**PROBLEM TO SOLVE**
Pick out every line of the material below that contains the string "completed", treating uppercase and lowercase letters as different.

--- Begin ---

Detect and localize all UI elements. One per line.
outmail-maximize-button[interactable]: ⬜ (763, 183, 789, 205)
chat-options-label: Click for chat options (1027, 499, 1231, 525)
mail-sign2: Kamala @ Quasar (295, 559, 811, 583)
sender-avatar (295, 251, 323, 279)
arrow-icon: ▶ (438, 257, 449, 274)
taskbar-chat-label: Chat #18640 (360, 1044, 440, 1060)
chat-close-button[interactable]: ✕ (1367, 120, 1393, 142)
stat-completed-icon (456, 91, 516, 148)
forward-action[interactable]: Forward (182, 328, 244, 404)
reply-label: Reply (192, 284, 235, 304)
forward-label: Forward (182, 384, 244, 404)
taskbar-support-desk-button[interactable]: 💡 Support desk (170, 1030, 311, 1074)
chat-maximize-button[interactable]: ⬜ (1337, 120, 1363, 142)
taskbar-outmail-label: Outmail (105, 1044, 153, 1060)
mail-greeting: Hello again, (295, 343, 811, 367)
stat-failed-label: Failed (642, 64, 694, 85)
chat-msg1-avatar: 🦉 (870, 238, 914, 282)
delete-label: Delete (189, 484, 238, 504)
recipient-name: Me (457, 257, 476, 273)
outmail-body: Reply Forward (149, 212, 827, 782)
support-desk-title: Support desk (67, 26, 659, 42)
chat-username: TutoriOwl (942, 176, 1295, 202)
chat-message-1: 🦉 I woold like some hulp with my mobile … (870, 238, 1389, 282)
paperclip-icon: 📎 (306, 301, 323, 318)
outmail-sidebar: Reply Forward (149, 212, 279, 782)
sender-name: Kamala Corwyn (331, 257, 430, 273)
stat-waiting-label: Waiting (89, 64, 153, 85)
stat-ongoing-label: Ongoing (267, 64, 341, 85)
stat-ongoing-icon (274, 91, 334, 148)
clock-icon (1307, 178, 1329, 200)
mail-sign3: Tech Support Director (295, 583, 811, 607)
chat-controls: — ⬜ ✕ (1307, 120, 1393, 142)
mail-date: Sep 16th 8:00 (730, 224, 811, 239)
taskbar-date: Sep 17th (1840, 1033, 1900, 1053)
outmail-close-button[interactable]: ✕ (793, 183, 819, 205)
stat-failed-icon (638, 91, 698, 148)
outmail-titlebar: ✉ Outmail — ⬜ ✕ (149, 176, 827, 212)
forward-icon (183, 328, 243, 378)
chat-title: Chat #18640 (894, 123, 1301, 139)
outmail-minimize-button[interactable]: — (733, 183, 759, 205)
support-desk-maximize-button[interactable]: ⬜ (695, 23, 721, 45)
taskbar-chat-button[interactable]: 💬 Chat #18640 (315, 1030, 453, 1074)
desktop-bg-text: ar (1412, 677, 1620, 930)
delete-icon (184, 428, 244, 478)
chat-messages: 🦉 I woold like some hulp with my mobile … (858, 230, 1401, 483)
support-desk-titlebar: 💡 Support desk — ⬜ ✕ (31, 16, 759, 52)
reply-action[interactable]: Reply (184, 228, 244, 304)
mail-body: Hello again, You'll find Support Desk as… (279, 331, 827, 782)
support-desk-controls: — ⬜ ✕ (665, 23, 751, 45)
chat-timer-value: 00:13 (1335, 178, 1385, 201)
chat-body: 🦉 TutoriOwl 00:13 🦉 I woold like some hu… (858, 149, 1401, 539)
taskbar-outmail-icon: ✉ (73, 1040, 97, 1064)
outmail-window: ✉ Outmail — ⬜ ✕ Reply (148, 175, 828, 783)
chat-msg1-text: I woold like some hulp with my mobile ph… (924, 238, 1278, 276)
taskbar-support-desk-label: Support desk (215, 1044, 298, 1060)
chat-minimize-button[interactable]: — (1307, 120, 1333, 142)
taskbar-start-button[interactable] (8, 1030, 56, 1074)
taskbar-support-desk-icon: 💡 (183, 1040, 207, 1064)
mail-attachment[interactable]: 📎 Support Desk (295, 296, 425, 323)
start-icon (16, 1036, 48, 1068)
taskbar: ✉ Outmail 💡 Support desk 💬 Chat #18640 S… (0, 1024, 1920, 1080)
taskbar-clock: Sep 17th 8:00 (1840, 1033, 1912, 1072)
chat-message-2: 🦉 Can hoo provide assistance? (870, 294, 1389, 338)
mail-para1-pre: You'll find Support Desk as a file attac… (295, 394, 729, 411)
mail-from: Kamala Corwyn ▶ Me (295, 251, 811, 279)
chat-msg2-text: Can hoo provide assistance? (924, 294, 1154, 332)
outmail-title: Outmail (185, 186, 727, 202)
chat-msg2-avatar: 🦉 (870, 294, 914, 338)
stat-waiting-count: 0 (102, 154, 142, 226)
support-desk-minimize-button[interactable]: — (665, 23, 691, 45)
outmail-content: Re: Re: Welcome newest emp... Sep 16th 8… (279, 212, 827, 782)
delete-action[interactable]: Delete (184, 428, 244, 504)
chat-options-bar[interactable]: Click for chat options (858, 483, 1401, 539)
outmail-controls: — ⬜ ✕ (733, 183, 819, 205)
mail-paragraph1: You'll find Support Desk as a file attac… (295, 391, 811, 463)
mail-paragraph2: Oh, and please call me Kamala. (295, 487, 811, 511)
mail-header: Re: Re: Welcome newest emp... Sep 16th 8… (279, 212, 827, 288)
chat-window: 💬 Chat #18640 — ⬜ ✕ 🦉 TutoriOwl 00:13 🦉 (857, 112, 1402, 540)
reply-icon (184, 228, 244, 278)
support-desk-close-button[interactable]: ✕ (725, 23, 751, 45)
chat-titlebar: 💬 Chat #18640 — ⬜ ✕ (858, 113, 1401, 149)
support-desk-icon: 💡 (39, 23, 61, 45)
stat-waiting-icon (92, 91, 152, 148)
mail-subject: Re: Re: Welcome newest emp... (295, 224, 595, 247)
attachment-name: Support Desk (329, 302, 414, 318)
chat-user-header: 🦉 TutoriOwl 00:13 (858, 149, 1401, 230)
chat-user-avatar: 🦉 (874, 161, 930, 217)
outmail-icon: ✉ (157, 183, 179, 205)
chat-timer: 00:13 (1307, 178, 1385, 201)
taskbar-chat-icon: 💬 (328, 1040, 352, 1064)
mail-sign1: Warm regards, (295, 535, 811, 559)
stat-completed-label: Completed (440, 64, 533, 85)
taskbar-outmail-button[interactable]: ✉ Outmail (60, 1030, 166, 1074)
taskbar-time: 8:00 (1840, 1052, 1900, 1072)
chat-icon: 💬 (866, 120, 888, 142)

--- End ---

**WORKED ANSWER**
stat-completed-icon (456, 91, 516, 148)
stat-completed-label: Completed (440, 64, 533, 85)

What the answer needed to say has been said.